What you have to do:
Report how many lines contain the word "value", with no other text.

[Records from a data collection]
╔══

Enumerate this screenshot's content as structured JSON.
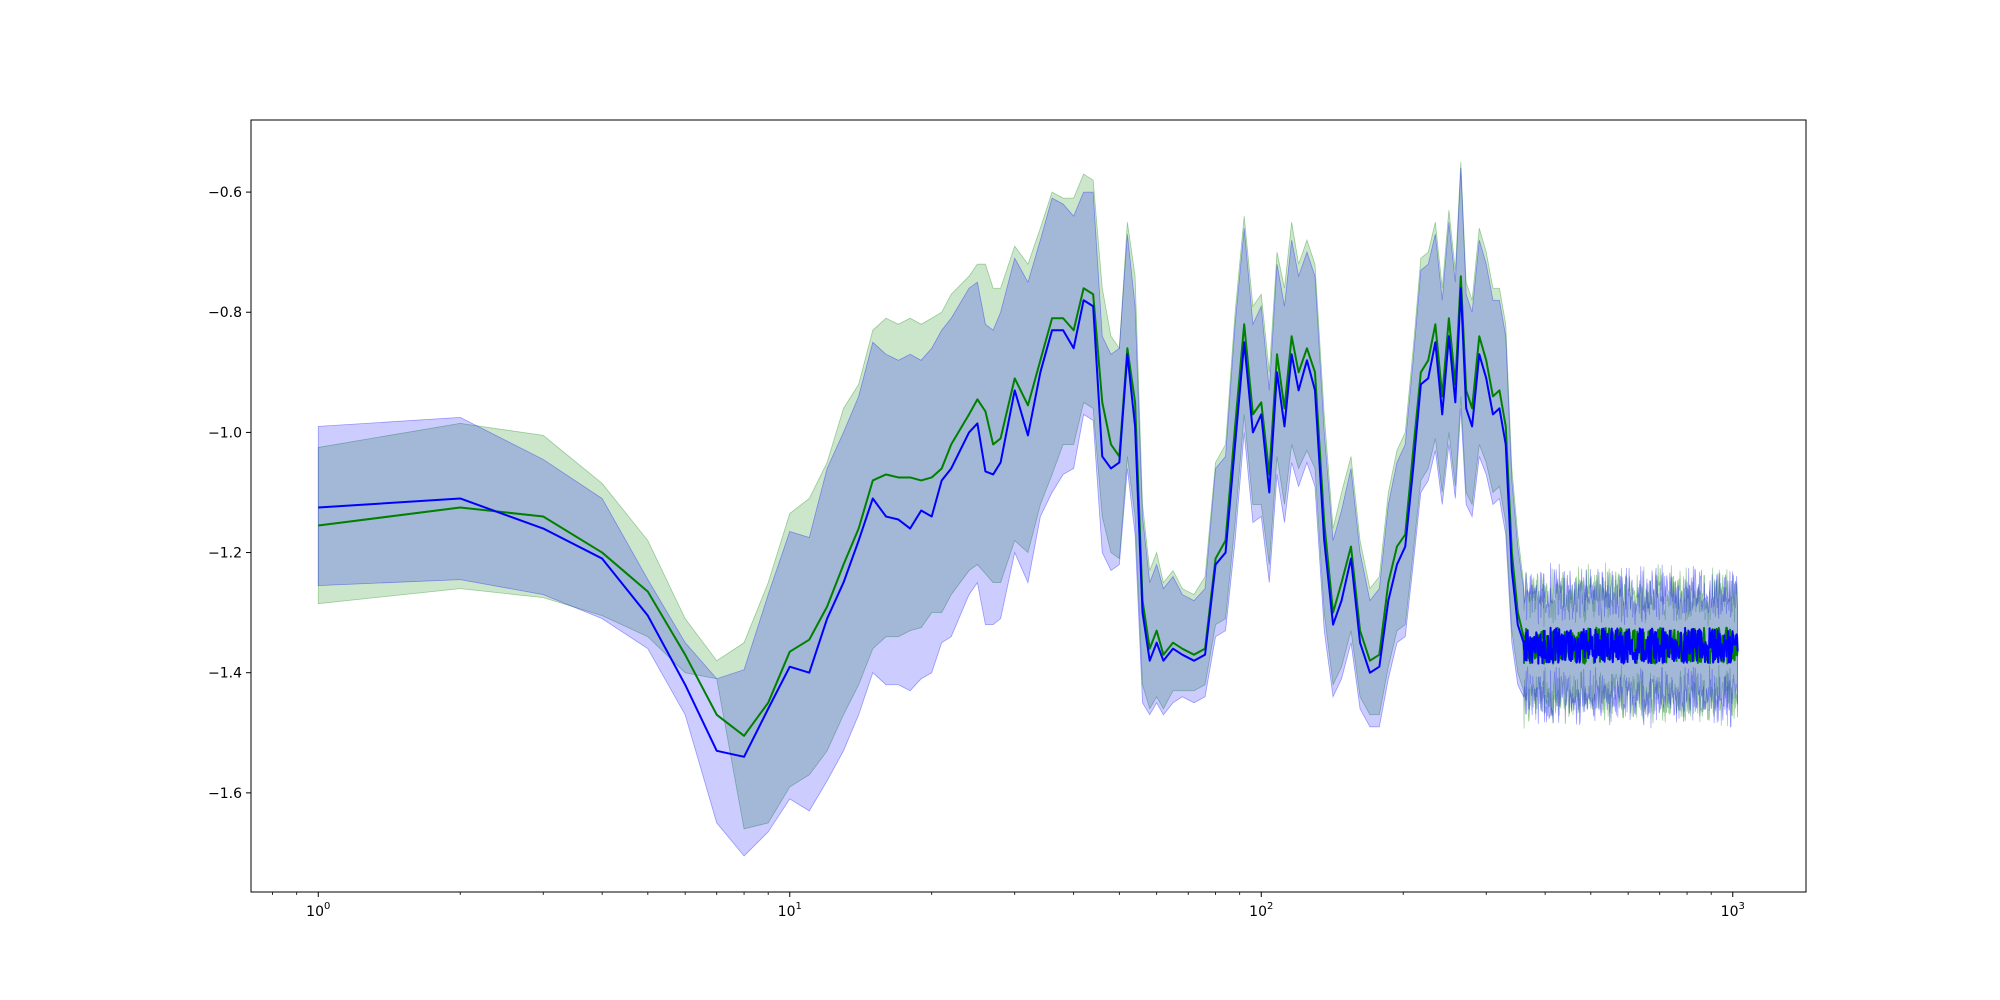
{
  "chart_data": {
    "type": "line",
    "title": "",
    "xlabel": "",
    "ylabel": "",
    "xscale": "log",
    "xlim": [
      0.72,
      1430
    ],
    "ylim": [
      -1.765,
      -0.48
    ],
    "grid": false,
    "legend": "none",
    "yticks": [
      {
        "value": -0.6,
        "label": "−0.6"
      },
      {
        "value": -0.8,
        "label": "−0.8"
      },
      {
        "value": -1.0,
        "label": "−1.0"
      },
      {
        "value": -1.2,
        "label": "−1.2"
      },
      {
        "value": -1.4,
        "label": "−1.4"
      },
      {
        "value": -1.6,
        "label": "−1.6"
      }
    ],
    "xticks": [
      {
        "value": 1,
        "base": "10",
        "exp": "0"
      },
      {
        "value": 10,
        "base": "10",
        "exp": "1"
      },
      {
        "value": 100,
        "base": "10",
        "exp": "2"
      },
      {
        "value": 1000,
        "base": "10",
        "exp": "3"
      }
    ],
    "noise_tail": {
      "x_start": 360,
      "x_end": 1024,
      "mean": -1.355,
      "amplitude": 0.03,
      "band_halfwidth": 0.085
    },
    "series": [
      {
        "color": "#008000",
        "band_color": "#008000",
        "band_opacity": 0.2,
        "points": [
          [
            1,
            -1.155,
            -1.285,
            -1.025
          ],
          [
            2,
            -1.125,
            -1.26,
            -0.985
          ],
          [
            3,
            -1.14,
            -1.275,
            -1.005
          ],
          [
            4,
            -1.2,
            -1.305,
            -1.085
          ],
          [
            5,
            -1.265,
            -1.34,
            -1.18
          ],
          [
            6,
            -1.37,
            -1.4,
            -1.31
          ],
          [
            7,
            -1.47,
            -1.41,
            -1.38
          ],
          [
            8,
            -1.505,
            -1.66,
            -1.35
          ],
          [
            9,
            -1.45,
            -1.65,
            -1.25
          ],
          [
            10,
            -1.365,
            -1.59,
            -1.135
          ],
          [
            11,
            -1.345,
            -1.57,
            -1.11
          ],
          [
            12,
            -1.29,
            -1.53,
            -1.05
          ],
          [
            13,
            -1.22,
            -1.47,
            -0.96
          ],
          [
            14,
            -1.16,
            -1.42,
            -0.92
          ],
          [
            15,
            -1.08,
            -1.36,
            -0.83
          ],
          [
            16,
            -1.07,
            -1.34,
            -0.81
          ],
          [
            17,
            -1.075,
            -1.34,
            -0.82
          ],
          [
            18,
            -1.075,
            -1.33,
            -0.81
          ],
          [
            19,
            -1.08,
            -1.325,
            -0.82
          ],
          [
            20,
            -1.075,
            -1.3,
            -0.81
          ],
          [
            21,
            -1.06,
            -1.3,
            -0.8
          ],
          [
            22,
            -1.02,
            -1.27,
            -0.77
          ],
          [
            24,
            -0.97,
            -1.23,
            -0.74
          ],
          [
            25,
            -0.945,
            -1.22,
            -0.72
          ],
          [
            26,
            -0.965,
            -1.235,
            -0.72
          ],
          [
            27,
            -1.02,
            -1.25,
            -0.76
          ],
          [
            28,
            -1.01,
            -1.25,
            -0.76
          ],
          [
            30,
            -0.91,
            -1.18,
            -0.69
          ],
          [
            32,
            -0.955,
            -1.2,
            -0.72
          ],
          [
            34,
            -0.88,
            -1.12,
            -0.66
          ],
          [
            36,
            -0.81,
            -1.07,
            -0.6
          ],
          [
            38,
            -0.81,
            -1.02,
            -0.61
          ],
          [
            40,
            -0.83,
            -1.02,
            -0.61
          ],
          [
            42,
            -0.76,
            -0.95,
            -0.57
          ],
          [
            44,
            -0.77,
            -0.96,
            -0.58
          ],
          [
            46,
            -0.95,
            -1.14,
            -0.76
          ],
          [
            48,
            -1.02,
            -1.2,
            -0.84
          ],
          [
            50,
            -1.04,
            -1.21,
            -0.86
          ],
          [
            52,
            -0.86,
            -1.04,
            -0.65
          ],
          [
            54,
            -0.95,
            -1.14,
            -0.74
          ],
          [
            56,
            -1.28,
            -1.42,
            -1.12
          ],
          [
            58,
            -1.36,
            -1.46,
            -1.23
          ],
          [
            60,
            -1.33,
            -1.44,
            -1.2
          ],
          [
            62,
            -1.37,
            -1.46,
            -1.25
          ],
          [
            65,
            -1.35,
            -1.43,
            -1.23
          ],
          [
            68,
            -1.36,
            -1.43,
            -1.26
          ],
          [
            72,
            -1.37,
            -1.43,
            -1.27
          ],
          [
            76,
            -1.36,
            -1.42,
            -1.24
          ],
          [
            80,
            -1.21,
            -1.32,
            -1.05
          ],
          [
            84,
            -1.18,
            -1.31,
            -1.02
          ],
          [
            88,
            -0.99,
            -1.15,
            -0.8
          ],
          [
            92,
            -0.82,
            -0.97,
            -0.64
          ],
          [
            96,
            -0.97,
            -1.12,
            -0.79
          ],
          [
            100,
            -0.95,
            -1.12,
            -0.77
          ],
          [
            104,
            -1.07,
            -1.22,
            -0.9
          ],
          [
            108,
            -0.87,
            -1.04,
            -0.7
          ],
          [
            112,
            -0.96,
            -1.12,
            -0.76
          ],
          [
            116,
            -0.84,
            -1.02,
            -0.65
          ],
          [
            120,
            -0.9,
            -1.06,
            -0.72
          ],
          [
            125,
            -0.86,
            -1.03,
            -0.68
          ],
          [
            130,
            -0.9,
            -1.06,
            -0.72
          ],
          [
            136,
            -1.15,
            -1.3,
            -0.97
          ],
          [
            142,
            -1.3,
            -1.42,
            -1.16
          ],
          [
            148,
            -1.25,
            -1.39,
            -1.1
          ],
          [
            155,
            -1.19,
            -1.33,
            -1.04
          ],
          [
            162,
            -1.33,
            -1.44,
            -1.18
          ],
          [
            170,
            -1.38,
            -1.47,
            -1.26
          ],
          [
            178,
            -1.37,
            -1.47,
            -1.24
          ],
          [
            186,
            -1.25,
            -1.39,
            -1.1
          ],
          [
            194,
            -1.19,
            -1.33,
            -1.03
          ],
          [
            202,
            -1.17,
            -1.32,
            -1.0
          ],
          [
            210,
            -1.03,
            -1.2,
            -0.86
          ],
          [
            218,
            -0.9,
            -1.08,
            -0.71
          ],
          [
            226,
            -0.88,
            -1.06,
            -0.7
          ],
          [
            234,
            -0.82,
            -1.01,
            -0.65
          ],
          [
            242,
            -0.94,
            -1.1,
            -0.76
          ],
          [
            250,
            -0.81,
            -1.0,
            -0.63
          ],
          [
            258,
            -0.92,
            -1.09,
            -0.73
          ],
          [
            265,
            -0.74,
            -0.94,
            -0.55
          ],
          [
            272,
            -0.93,
            -1.1,
            -0.75
          ],
          [
            280,
            -0.96,
            -1.12,
            -0.78
          ],
          [
            290,
            -0.84,
            -1.02,
            -0.66
          ],
          [
            300,
            -0.88,
            -1.05,
            -0.7
          ],
          [
            310,
            -0.94,
            -1.1,
            -0.76
          ],
          [
            320,
            -0.93,
            -1.09,
            -0.76
          ],
          [
            330,
            -0.99,
            -1.15,
            -0.82
          ],
          [
            340,
            -1.2,
            -1.33,
            -1.06
          ],
          [
            350,
            -1.3,
            -1.4,
            -1.17
          ],
          [
            360,
            -1.34,
            -1.43,
            -1.25
          ]
        ]
      },
      {
        "color": "#0000ff",
        "band_color": "#0000ff",
        "band_opacity": 0.2,
        "points": [
          [
            1,
            -1.125,
            -1.255,
            -0.99
          ],
          [
            2,
            -1.11,
            -1.245,
            -0.975
          ],
          [
            3,
            -1.16,
            -1.27,
            -1.045
          ],
          [
            4,
            -1.21,
            -1.31,
            -1.11
          ],
          [
            5,
            -1.305,
            -1.36,
            -1.245
          ],
          [
            6,
            -1.42,
            -1.47,
            -1.35
          ],
          [
            7,
            -1.53,
            -1.65,
            -1.41
          ],
          [
            8,
            -1.54,
            -1.705,
            -1.395
          ],
          [
            9,
            -1.46,
            -1.665,
            -1.27
          ],
          [
            10,
            -1.39,
            -1.61,
            -1.165
          ],
          [
            11,
            -1.4,
            -1.63,
            -1.175
          ],
          [
            12,
            -1.31,
            -1.58,
            -1.06
          ],
          [
            13,
            -1.25,
            -1.53,
            -1.0
          ],
          [
            14,
            -1.18,
            -1.47,
            -0.94
          ],
          [
            15,
            -1.11,
            -1.4,
            -0.85
          ],
          [
            16,
            -1.14,
            -1.42,
            -0.87
          ],
          [
            17,
            -1.145,
            -1.42,
            -0.88
          ],
          [
            18,
            -1.16,
            -1.43,
            -0.87
          ],
          [
            19,
            -1.13,
            -1.41,
            -0.88
          ],
          [
            20,
            -1.14,
            -1.4,
            -0.86
          ],
          [
            21,
            -1.08,
            -1.35,
            -0.83
          ],
          [
            22,
            -1.06,
            -1.34,
            -0.81
          ],
          [
            24,
            -1.0,
            -1.27,
            -0.76
          ],
          [
            25,
            -0.985,
            -1.25,
            -0.75
          ],
          [
            26,
            -1.065,
            -1.32,
            -0.82
          ],
          [
            27,
            -1.07,
            -1.32,
            -0.83
          ],
          [
            28,
            -1.05,
            -1.31,
            -0.8
          ],
          [
            30,
            -0.93,
            -1.2,
            -0.71
          ],
          [
            32,
            -1.005,
            -1.25,
            -0.75
          ],
          [
            34,
            -0.9,
            -1.14,
            -0.68
          ],
          [
            36,
            -0.83,
            -1.1,
            -0.61
          ],
          [
            38,
            -0.83,
            -1.07,
            -0.62
          ],
          [
            40,
            -0.86,
            -1.06,
            -0.64
          ],
          [
            42,
            -0.78,
            -0.97,
            -0.6
          ],
          [
            44,
            -0.79,
            -0.98,
            -0.6
          ],
          [
            46,
            -1.04,
            -1.2,
            -0.84
          ],
          [
            48,
            -1.06,
            -1.23,
            -0.87
          ],
          [
            50,
            -1.05,
            -1.22,
            -0.86
          ],
          [
            52,
            -0.87,
            -1.06,
            -0.67
          ],
          [
            54,
            -0.99,
            -1.17,
            -0.79
          ],
          [
            56,
            -1.3,
            -1.45,
            -1.14
          ],
          [
            58,
            -1.38,
            -1.47,
            -1.25
          ],
          [
            60,
            -1.35,
            -1.45,
            -1.22
          ],
          [
            62,
            -1.38,
            -1.47,
            -1.26
          ],
          [
            65,
            -1.36,
            -1.45,
            -1.24
          ],
          [
            68,
            -1.37,
            -1.44,
            -1.27
          ],
          [
            72,
            -1.38,
            -1.45,
            -1.28
          ],
          [
            76,
            -1.37,
            -1.44,
            -1.26
          ],
          [
            80,
            -1.22,
            -1.34,
            -1.06
          ],
          [
            84,
            -1.2,
            -1.33,
            -1.04
          ],
          [
            88,
            -1.02,
            -1.18,
            -0.82
          ],
          [
            92,
            -0.85,
            -1.0,
            -0.66
          ],
          [
            96,
            -1.0,
            -1.15,
            -0.82
          ],
          [
            100,
            -0.97,
            -1.14,
            -0.79
          ],
          [
            104,
            -1.1,
            -1.25,
            -0.93
          ],
          [
            108,
            -0.9,
            -1.07,
            -0.72
          ],
          [
            112,
            -0.99,
            -1.15,
            -0.79
          ],
          [
            116,
            -0.87,
            -1.05,
            -0.68
          ],
          [
            120,
            -0.93,
            -1.09,
            -0.74
          ],
          [
            125,
            -0.88,
            -1.05,
            -0.7
          ],
          [
            130,
            -0.93,
            -1.09,
            -0.74
          ],
          [
            136,
            -1.18,
            -1.33,
            -1.0
          ],
          [
            142,
            -1.32,
            -1.44,
            -1.18
          ],
          [
            148,
            -1.28,
            -1.41,
            -1.13
          ],
          [
            155,
            -1.21,
            -1.35,
            -1.06
          ],
          [
            162,
            -1.35,
            -1.46,
            -1.2
          ],
          [
            170,
            -1.4,
            -1.49,
            -1.28
          ],
          [
            178,
            -1.39,
            -1.49,
            -1.26
          ],
          [
            186,
            -1.28,
            -1.41,
            -1.12
          ],
          [
            194,
            -1.22,
            -1.35,
            -1.05
          ],
          [
            202,
            -1.19,
            -1.34,
            -1.02
          ],
          [
            210,
            -1.06,
            -1.22,
            -0.88
          ],
          [
            218,
            -0.92,
            -1.1,
            -0.73
          ],
          [
            226,
            -0.91,
            -1.08,
            -0.72
          ],
          [
            234,
            -0.85,
            -1.03,
            -0.67
          ],
          [
            242,
            -0.97,
            -1.12,
            -0.78
          ],
          [
            250,
            -0.84,
            -1.02,
            -0.65
          ],
          [
            258,
            -0.95,
            -1.11,
            -0.75
          ],
          [
            265,
            -0.76,
            -0.96,
            -0.56
          ],
          [
            272,
            -0.96,
            -1.12,
            -0.77
          ],
          [
            280,
            -0.99,
            -1.14,
            -0.8
          ],
          [
            290,
            -0.87,
            -1.04,
            -0.68
          ],
          [
            300,
            -0.91,
            -1.07,
            -0.72
          ],
          [
            310,
            -0.97,
            -1.12,
            -0.78
          ],
          [
            320,
            -0.96,
            -1.11,
            -0.78
          ],
          [
            330,
            -1.02,
            -1.17,
            -0.84
          ],
          [
            340,
            -1.23,
            -1.35,
            -1.08
          ],
          [
            350,
            -1.32,
            -1.42,
            -1.19
          ],
          [
            360,
            -1.35,
            -1.44,
            -1.26
          ]
        ]
      }
    ]
  }
}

╚══

Result for this exercise:
10